EXERCISE BRIEF — Each entry below is to be duplicated verbatim.

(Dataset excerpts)

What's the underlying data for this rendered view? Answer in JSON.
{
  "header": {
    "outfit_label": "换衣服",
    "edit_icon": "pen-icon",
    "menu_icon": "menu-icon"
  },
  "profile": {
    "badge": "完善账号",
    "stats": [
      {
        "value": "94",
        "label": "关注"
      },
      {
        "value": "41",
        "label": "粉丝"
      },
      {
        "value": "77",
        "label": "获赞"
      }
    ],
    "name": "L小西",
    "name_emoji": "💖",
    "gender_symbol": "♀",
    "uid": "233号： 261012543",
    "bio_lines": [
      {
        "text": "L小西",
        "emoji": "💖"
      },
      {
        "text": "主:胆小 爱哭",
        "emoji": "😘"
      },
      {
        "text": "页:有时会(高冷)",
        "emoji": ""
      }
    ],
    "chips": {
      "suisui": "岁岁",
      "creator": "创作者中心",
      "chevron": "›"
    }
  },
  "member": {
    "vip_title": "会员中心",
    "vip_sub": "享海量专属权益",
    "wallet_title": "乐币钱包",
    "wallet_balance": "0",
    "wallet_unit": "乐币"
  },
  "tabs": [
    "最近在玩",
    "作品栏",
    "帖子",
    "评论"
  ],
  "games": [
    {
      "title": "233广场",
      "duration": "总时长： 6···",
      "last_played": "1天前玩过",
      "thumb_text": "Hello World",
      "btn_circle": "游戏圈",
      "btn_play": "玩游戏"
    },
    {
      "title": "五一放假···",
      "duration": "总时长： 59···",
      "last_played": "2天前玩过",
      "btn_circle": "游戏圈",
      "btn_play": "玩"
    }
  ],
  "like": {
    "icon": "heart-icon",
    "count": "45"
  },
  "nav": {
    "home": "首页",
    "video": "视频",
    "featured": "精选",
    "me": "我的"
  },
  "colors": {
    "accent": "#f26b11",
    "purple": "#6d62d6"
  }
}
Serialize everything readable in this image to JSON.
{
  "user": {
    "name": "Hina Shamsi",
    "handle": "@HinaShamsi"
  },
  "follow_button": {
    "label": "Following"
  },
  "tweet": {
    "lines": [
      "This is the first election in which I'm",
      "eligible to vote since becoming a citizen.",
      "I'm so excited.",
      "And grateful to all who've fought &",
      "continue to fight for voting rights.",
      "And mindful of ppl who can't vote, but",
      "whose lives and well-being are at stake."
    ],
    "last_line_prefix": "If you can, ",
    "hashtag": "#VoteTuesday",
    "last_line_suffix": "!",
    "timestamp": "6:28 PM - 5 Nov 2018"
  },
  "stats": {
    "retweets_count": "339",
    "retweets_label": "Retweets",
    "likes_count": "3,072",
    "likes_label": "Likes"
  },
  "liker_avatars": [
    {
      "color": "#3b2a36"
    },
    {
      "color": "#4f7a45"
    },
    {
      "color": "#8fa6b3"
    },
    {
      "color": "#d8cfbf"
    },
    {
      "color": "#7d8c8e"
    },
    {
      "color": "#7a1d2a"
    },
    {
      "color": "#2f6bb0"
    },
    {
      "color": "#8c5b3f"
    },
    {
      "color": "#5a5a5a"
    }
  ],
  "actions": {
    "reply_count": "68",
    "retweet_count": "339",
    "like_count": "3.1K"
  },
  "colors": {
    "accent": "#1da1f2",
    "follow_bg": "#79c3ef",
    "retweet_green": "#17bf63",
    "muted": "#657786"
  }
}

RESULT —
What's the underlying data for this rendered view? Answer in JSON.
{
  "header": {
    "outfit_label": "换衣服",
    "edit_icon": "pen-icon",
    "menu_icon": "menu-icon"
  },
  "profile": {
    "badge": "完善账号",
    "stats": [
      {
        "value": "94",
        "label": "关注"
      },
      {
        "value": "41",
        "label": "粉丝"
      },
      {
        "value": "77",
        "label": "获赞"
      }
    ],
    "name": "L小西",
    "name_emoji": "💖",
    "gender_symbol": "♀",
    "uid": "233号： 261012543",
    "bio_lines": [
      {
        "text": "L小西",
        "emoji": "💖"
      },
      {
        "text": "主:胆小 爱哭",
        "emoji": "😘"
      },
      {
        "text": "页:有时会(高冷)",
        "emoji": ""
      }
    ],
    "chips": {
      "suisui": "岁岁",
      "creator": "创作者中心",
      "chevron": "›"
    }
  },
  "member": {
    "vip_title": "会员中心",
    "vip_sub": "享海量专属权益",
    "wallet_title": "乐币钱包",
    "wallet_balance": "0",
    "wallet_unit": "乐币"
  },
  "tabs": [
    "最近在玩",
    "作品栏",
    "帖子",
    "评论"
  ],
  "games": [
    {
      "title": "233广场",
      "duration": "总时长： 6···",
      "last_played": "1天前玩过",
      "thumb_text": "Hello World",
      "btn_circle": "游戏圈",
      "btn_play": "玩游戏"
    },
    {
      "title": "五一放假···",
      "duration": "总时长： 59···",
      "last_played": "2天前玩过",
      "btn_circle": "游戏圈",
      "btn_play": "玩"
    }
  ],
  "like": {
    "icon": "heart-icon",
    "count": "45"
  },
  "nav": {
    "home": "首页",
    "video": "视频",
    "featured": "精选",
    "me": "我的"
  },
  "colors": {
    "accent": "#f26b11",
    "purple": "#6d62d6"
  }
}
Serialize everything readable in this image to JSON.
{
  "user": {
    "name": "Hina Shamsi",
    "handle": "@HinaShamsi"
  },
  "follow_button": {
    "label": "Following"
  },
  "tweet": {
    "lines": [
      "This is the first election in which I'm",
      "eligible to vote since becoming a citizen.",
      "I'm so excited.",
      "And grateful to all who've fought &",
      "continue to fight for voting rights.",
      "And mindful of ppl who can't vote, but",
      "whose lives and well-being are at stake."
    ],
    "last_line_prefix": "If you can, ",
    "hashtag": "#VoteTuesday",
    "last_line_suffix": "!",
    "timestamp": "6:28 PM - 5 Nov 2018"
  },
  "stats": {
    "retweets_count": "339",
    "retweets_label": "Retweets",
    "likes_count": "3,072",
    "likes_label": "Likes"
  },
  "liker_avatars": [
    {
      "color": "#3b2a36"
    },
    {
      "color": "#4f7a45"
    },
    {
      "color": "#8fa6b3"
    },
    {
      "color": "#d8cfbf"
    },
    {
      "color": "#7d8c8e"
    },
    {
      "color": "#7a1d2a"
    },
    {
      "color": "#2f6bb0"
    },
    {
      "color": "#8c5b3f"
    },
    {
      "color": "#5a5a5a"
    }
  ],
  "actions": {
    "reply_count": "68",
    "retweet_count": "339",
    "like_count": "3.1K"
  },
  "colors": {
    "accent": "#1da1f2",
    "follow_bg": "#79c3ef",
    "retweet_green": "#17bf63",
    "muted": "#657786"
  }
}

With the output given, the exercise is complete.